== INPUT

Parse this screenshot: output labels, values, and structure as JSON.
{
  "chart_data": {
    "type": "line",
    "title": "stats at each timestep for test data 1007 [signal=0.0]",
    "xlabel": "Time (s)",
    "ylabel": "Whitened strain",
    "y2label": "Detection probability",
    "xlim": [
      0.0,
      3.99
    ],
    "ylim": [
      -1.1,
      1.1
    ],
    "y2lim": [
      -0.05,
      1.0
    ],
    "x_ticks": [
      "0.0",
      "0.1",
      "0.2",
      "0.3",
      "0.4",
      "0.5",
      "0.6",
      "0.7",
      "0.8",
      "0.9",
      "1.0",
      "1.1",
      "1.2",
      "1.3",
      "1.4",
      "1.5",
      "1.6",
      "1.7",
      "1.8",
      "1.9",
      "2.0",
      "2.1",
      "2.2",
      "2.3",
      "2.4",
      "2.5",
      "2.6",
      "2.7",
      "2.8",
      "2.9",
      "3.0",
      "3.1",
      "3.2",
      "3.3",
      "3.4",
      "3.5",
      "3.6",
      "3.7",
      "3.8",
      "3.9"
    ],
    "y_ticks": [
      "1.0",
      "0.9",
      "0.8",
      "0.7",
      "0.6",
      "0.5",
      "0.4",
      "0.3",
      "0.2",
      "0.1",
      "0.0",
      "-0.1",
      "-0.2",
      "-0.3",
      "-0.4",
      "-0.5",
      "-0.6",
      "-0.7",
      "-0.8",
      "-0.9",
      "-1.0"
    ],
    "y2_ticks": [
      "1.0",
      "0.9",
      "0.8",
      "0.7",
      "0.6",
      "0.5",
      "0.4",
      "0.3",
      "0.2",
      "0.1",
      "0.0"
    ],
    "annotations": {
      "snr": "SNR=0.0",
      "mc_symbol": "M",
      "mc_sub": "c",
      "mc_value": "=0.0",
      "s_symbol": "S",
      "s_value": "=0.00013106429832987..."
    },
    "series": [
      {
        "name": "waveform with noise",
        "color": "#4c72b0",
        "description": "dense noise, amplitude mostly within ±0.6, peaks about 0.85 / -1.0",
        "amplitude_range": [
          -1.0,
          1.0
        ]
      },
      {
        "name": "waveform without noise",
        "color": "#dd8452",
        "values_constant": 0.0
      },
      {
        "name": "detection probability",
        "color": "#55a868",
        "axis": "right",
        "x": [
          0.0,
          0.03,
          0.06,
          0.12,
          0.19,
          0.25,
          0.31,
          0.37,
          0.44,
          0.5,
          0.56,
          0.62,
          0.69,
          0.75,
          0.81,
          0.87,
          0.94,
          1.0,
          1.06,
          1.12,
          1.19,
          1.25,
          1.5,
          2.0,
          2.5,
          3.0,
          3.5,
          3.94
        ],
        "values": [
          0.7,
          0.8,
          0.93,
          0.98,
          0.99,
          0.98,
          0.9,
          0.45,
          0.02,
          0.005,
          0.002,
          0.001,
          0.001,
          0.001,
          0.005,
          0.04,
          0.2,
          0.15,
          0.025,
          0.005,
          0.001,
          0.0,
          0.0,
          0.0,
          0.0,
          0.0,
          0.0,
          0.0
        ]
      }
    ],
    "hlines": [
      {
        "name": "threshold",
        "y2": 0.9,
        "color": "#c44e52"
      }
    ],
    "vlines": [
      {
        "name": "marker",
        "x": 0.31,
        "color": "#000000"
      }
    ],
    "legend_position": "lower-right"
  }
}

====

*REQUIREMENTS*. Pull out each line of the records holding the string "probability".

*THE REPLY*.
    "y2label": "Detection probability",
        "name": "detection probability",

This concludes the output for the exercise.